**Exercise goal:** Repeat the records below exactly, leaving out any pictures.

**Exercise inputs:**
──────────────────────────────

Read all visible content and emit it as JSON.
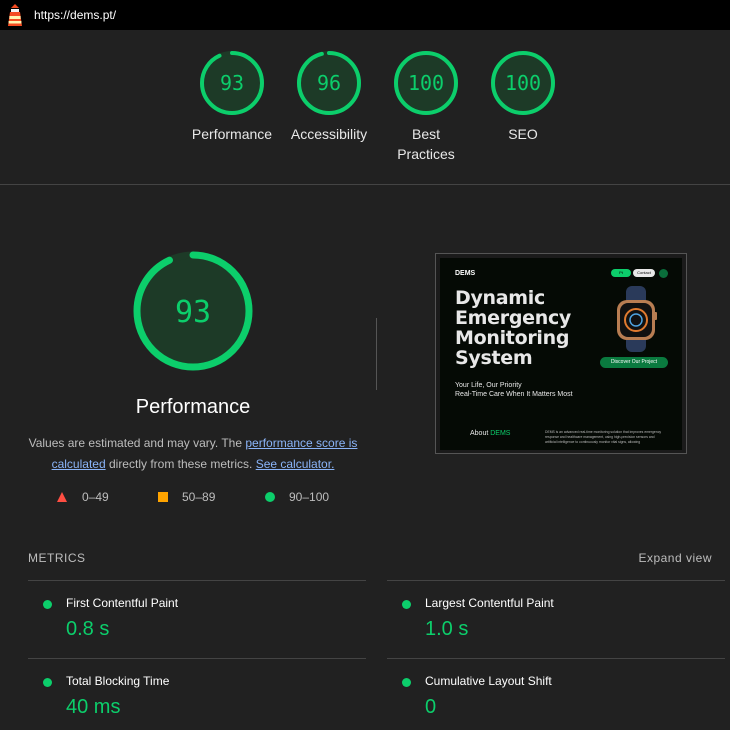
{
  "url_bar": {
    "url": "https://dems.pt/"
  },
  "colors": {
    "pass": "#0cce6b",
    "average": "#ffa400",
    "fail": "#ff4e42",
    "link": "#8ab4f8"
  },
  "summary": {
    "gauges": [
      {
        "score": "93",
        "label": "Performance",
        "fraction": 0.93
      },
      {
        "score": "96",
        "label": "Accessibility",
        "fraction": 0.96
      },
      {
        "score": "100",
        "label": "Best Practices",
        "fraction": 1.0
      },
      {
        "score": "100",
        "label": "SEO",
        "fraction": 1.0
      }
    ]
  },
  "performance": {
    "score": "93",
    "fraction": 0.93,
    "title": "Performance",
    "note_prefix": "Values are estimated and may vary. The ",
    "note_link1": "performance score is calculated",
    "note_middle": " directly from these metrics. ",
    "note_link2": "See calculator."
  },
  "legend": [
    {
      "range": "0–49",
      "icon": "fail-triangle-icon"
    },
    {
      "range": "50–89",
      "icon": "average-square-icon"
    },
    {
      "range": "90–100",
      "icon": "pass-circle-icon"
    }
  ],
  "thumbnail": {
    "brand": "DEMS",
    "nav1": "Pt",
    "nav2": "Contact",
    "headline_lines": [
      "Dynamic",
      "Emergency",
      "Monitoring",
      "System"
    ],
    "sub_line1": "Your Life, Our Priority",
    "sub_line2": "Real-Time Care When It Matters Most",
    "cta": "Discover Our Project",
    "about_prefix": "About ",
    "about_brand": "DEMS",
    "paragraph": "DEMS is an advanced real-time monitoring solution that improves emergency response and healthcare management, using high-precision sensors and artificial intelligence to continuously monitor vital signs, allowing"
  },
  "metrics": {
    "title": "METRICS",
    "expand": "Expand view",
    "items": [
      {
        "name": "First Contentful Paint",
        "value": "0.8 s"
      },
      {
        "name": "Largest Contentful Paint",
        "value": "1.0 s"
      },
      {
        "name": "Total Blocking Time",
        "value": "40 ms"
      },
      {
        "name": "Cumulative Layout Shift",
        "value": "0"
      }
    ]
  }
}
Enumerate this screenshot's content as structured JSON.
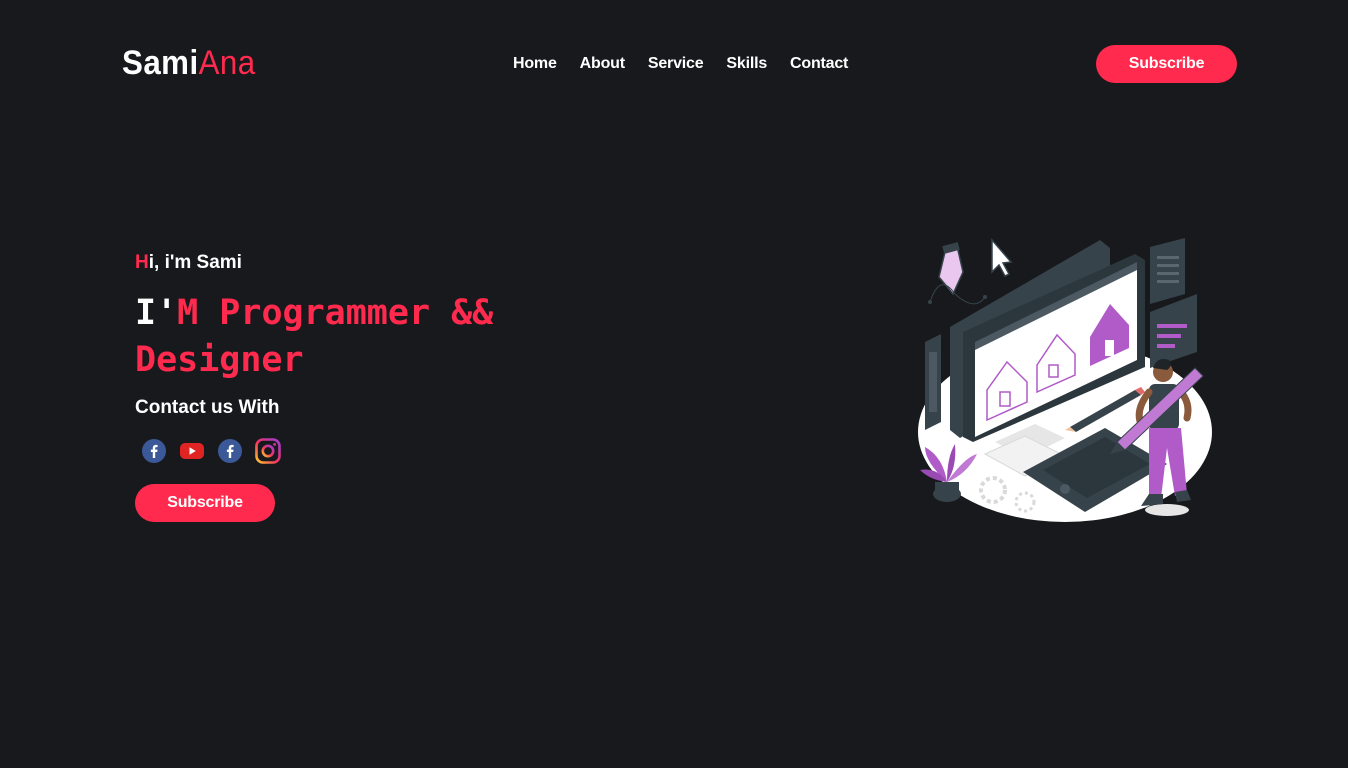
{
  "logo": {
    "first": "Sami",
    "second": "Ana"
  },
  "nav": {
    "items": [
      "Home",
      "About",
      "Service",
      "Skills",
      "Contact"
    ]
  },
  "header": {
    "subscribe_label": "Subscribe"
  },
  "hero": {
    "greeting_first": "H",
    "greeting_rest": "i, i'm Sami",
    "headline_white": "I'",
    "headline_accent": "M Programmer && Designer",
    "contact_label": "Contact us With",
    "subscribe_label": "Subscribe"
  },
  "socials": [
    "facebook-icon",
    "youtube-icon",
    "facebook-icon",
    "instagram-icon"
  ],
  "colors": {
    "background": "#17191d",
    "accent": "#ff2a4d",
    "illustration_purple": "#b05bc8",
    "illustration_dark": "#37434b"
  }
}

──────────────────────────────

**Correct result:**
Read all visible content and emit it as JSON.
{
  "url_bar": {
    "url": "https://dems.pt/"
  },
  "colors": {
    "pass": "#0cce6b",
    "average": "#ffa400",
    "fail": "#ff4e42",
    "link": "#8ab4f8"
  },
  "summary": {
    "gauges": [
      {
        "score": "93",
        "label": "Performance",
        "fraction": 0.93
      },
      {
        "score": "96",
        "label": "Accessibility",
        "fraction": 0.96
      },
      {
        "score": "100",
        "label": "Best Practices",
        "fraction": 1.0
      },
      {
        "score": "100",
        "label": "SEO",
        "fraction": 1.0
      }
    ]
  },
  "performance": {
    "score": "93",
    "fraction": 0.93,
    "title": "Performance",
    "note_prefix": "Values are estimated and may vary. The ",
    "note_link1": "performance score is calculated",
    "note_middle": " directly from these metrics. ",
    "note_link2": "See calculator."
  },
  "legend": [
    {
      "range": "0–49",
      "icon": "fail-triangle-icon"
    },
    {
      "range": "50–89",
      "icon": "average-square-icon"
    },
    {
      "range": "90–100",
      "icon": "pass-circle-icon"
    }
  ],
  "thumbnail": {
    "brand": "DEMS",
    "nav1": "Pt",
    "nav2": "Contact",
    "headline_lines": [
      "Dynamic",
      "Emergency",
      "Monitoring",
      "System"
    ],
    "sub_line1": "Your Life, Our Priority",
    "sub_line2": "Real-Time Care When It Matters Most",
    "cta": "Discover Our Project",
    "about_prefix": "About ",
    "about_brand": "DEMS",
    "paragraph": "DEMS is an advanced real-time monitoring solution that improves emergency response and healthcare management, using high-precision sensors and artificial intelligence to continuously monitor vital signs, allowing"
  },
  "metrics": {
    "title": "METRICS",
    "expand": "Expand view",
    "items": [
      {
        "name": "First Contentful Paint",
        "value": "0.8 s"
      },
      {
        "name": "Largest Contentful Paint",
        "value": "1.0 s"
      },
      {
        "name": "Total Blocking Time",
        "value": "40 ms"
      },
      {
        "name": "Cumulative Layout Shift",
        "value": "0"
      }
    ]
  }
}
Enumerate this screenshot's content as structured JSON.
{
  "logo": {
    "first": "Sami",
    "second": "Ana"
  },
  "nav": {
    "items": [
      "Home",
      "About",
      "Service",
      "Skills",
      "Contact"
    ]
  },
  "header": {
    "subscribe_label": "Subscribe"
  },
  "hero": {
    "greeting_first": "H",
    "greeting_rest": "i, i'm Sami",
    "headline_white": "I'",
    "headline_accent": "M Programmer && Designer",
    "contact_label": "Contact us With",
    "subscribe_label": "Subscribe"
  },
  "socials": [
    "facebook-icon",
    "youtube-icon",
    "facebook-icon",
    "instagram-icon"
  ],
  "colors": {
    "background": "#17191d",
    "accent": "#ff2a4d",
    "illustration_purple": "#b05bc8",
    "illustration_dark": "#37434b"
  }
}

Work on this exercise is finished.